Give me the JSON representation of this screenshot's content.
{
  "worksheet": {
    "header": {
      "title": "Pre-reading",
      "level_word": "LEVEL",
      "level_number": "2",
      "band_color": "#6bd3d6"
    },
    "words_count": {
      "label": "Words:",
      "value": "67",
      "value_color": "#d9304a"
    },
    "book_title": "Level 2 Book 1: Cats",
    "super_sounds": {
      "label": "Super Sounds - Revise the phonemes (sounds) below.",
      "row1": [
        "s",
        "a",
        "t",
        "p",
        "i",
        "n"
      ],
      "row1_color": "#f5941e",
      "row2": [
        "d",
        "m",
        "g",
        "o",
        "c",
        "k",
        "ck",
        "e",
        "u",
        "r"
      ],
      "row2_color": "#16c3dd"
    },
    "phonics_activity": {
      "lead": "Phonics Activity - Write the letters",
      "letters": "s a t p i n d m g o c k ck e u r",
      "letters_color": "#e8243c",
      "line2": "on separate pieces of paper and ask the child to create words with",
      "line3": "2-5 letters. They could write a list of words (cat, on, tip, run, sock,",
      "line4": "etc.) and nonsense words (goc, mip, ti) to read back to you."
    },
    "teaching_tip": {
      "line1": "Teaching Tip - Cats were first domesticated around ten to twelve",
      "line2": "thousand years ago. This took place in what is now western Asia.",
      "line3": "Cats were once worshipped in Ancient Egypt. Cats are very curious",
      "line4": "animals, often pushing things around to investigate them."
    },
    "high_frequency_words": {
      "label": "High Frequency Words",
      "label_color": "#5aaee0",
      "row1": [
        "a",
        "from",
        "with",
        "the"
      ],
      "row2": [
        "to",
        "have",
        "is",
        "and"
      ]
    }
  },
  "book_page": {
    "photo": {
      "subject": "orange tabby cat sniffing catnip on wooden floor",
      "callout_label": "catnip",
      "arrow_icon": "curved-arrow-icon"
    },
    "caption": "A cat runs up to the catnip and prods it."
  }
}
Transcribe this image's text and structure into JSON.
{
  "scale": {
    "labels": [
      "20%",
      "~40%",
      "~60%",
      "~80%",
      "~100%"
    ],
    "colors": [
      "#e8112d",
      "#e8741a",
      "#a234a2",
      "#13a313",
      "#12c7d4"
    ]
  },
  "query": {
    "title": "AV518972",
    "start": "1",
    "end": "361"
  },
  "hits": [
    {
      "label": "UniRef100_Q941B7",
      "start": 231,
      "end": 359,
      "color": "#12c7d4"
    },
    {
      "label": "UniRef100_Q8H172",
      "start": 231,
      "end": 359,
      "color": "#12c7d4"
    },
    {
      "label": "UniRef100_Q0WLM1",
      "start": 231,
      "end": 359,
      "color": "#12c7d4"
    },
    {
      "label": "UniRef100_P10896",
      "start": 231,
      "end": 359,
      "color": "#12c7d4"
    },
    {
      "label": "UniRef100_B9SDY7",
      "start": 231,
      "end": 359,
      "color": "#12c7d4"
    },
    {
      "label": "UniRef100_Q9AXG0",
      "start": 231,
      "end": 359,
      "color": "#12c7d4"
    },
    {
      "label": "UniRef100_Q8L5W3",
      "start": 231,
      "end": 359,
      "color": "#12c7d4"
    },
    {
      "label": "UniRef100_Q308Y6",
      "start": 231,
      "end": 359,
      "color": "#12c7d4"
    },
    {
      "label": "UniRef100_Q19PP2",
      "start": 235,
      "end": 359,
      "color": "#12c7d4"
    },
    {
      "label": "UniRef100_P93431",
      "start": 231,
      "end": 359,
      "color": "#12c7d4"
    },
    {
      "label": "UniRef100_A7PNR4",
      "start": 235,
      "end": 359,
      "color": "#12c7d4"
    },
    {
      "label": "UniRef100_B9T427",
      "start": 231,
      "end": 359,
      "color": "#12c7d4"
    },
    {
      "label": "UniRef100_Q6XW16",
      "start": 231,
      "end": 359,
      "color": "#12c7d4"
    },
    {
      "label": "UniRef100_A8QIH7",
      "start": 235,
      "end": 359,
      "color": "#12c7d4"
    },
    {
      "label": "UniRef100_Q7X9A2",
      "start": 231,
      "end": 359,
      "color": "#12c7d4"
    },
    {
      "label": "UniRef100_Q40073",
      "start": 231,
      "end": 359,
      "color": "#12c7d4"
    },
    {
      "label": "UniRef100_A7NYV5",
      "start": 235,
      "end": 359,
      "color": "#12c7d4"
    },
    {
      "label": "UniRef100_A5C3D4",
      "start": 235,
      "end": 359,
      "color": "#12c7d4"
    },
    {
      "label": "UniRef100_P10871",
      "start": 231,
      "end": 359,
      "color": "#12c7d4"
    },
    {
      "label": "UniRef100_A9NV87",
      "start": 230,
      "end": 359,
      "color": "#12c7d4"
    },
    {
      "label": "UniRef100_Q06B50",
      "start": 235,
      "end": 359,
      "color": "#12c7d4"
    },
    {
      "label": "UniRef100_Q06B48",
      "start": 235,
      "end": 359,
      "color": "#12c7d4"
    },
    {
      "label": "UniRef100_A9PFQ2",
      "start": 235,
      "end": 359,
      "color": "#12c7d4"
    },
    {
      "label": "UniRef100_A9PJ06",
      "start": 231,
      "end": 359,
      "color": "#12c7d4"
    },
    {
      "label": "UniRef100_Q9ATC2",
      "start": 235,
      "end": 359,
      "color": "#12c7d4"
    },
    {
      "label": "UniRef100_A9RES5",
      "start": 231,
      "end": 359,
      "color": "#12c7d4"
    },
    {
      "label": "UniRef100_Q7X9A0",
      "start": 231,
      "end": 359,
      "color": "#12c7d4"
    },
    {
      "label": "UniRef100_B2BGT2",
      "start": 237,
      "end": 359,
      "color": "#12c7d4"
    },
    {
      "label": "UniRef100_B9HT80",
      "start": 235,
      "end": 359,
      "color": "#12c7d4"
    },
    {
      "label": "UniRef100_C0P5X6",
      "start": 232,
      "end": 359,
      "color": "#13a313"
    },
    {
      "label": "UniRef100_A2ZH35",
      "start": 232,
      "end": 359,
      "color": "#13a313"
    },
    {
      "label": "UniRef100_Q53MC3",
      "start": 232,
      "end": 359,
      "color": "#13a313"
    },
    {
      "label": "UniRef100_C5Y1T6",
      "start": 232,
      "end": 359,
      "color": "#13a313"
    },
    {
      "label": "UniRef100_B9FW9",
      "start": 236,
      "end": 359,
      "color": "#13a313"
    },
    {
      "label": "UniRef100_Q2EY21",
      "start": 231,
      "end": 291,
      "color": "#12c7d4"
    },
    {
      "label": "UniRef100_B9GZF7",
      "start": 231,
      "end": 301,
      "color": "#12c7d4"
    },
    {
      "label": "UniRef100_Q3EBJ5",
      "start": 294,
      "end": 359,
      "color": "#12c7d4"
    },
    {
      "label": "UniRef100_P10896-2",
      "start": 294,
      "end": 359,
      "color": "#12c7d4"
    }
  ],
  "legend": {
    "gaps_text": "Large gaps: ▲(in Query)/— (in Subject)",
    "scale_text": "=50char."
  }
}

• • •

» YOUR TASK:
Report only the count of lines that include the string "Cats".

» ANSWER TO THIS EXERCISE:
3